TASK: Show every line containing "screenshot" by copying it.

MATERIAL SUPPLIED:

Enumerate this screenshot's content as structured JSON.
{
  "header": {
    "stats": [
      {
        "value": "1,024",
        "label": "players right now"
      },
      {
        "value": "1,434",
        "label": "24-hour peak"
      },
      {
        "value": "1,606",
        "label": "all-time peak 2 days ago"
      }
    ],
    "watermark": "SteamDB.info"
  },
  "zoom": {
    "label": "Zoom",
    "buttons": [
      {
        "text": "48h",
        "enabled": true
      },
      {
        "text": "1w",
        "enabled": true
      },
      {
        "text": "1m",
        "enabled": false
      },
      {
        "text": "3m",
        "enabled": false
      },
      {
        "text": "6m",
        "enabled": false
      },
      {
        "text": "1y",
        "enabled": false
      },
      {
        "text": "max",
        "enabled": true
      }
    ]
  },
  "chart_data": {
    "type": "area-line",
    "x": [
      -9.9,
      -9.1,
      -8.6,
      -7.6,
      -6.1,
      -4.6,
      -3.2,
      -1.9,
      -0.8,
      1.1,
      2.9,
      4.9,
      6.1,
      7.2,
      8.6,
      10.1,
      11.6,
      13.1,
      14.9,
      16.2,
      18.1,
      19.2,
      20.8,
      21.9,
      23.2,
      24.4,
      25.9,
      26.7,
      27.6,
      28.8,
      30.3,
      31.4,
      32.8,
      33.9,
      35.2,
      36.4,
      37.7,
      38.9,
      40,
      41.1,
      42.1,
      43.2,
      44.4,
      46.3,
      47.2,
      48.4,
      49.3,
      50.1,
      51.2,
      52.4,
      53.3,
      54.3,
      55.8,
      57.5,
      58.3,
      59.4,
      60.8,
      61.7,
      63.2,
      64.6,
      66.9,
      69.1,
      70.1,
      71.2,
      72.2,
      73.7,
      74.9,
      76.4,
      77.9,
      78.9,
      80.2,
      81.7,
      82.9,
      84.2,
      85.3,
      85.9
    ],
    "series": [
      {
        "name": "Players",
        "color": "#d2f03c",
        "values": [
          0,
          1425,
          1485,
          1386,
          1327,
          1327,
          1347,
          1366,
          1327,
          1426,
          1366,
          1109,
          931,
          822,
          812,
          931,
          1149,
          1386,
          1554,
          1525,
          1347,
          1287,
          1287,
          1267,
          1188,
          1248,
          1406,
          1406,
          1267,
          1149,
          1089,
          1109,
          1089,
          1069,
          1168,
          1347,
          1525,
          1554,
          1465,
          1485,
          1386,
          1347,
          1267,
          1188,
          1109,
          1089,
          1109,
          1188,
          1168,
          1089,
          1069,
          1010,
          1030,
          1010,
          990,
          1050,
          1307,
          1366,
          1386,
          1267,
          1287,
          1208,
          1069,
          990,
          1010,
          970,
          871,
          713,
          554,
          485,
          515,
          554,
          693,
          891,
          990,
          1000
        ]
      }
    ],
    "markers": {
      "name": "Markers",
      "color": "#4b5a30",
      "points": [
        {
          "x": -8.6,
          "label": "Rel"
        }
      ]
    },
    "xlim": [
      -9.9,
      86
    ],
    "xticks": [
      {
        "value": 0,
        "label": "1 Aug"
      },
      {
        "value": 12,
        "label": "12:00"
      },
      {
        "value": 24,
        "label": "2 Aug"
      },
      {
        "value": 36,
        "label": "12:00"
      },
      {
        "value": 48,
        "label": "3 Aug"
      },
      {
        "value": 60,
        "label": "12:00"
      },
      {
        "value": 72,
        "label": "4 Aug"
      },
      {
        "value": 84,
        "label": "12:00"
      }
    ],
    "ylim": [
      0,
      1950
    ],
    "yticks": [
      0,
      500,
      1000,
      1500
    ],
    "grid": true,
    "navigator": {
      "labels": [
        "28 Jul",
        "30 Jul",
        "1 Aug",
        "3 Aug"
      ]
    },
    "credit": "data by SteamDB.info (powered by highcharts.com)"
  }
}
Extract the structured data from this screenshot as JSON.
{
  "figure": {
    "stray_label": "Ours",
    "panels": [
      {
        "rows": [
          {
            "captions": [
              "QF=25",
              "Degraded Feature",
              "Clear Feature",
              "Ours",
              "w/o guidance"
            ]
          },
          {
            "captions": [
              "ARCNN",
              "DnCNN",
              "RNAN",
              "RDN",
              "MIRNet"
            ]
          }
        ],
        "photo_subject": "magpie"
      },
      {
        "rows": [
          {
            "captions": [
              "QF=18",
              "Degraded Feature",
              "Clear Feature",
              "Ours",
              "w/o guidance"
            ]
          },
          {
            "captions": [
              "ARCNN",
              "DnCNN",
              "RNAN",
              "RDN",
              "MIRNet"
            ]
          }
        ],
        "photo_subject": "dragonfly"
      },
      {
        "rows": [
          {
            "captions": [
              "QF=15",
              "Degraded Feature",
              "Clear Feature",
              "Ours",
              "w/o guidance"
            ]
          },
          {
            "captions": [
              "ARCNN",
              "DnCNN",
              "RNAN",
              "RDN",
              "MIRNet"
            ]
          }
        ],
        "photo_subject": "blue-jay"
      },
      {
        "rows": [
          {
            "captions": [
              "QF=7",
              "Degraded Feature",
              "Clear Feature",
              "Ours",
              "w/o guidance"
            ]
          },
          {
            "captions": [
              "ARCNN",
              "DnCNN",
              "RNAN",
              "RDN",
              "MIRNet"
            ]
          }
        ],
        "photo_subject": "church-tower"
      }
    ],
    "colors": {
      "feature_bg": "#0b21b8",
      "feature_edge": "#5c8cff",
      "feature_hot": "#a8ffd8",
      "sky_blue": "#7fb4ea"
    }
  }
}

CORRECT ANSWER:
Enumerate this screenshot's content as structured JSON.
Extract the structured data from this screenshot as JSON.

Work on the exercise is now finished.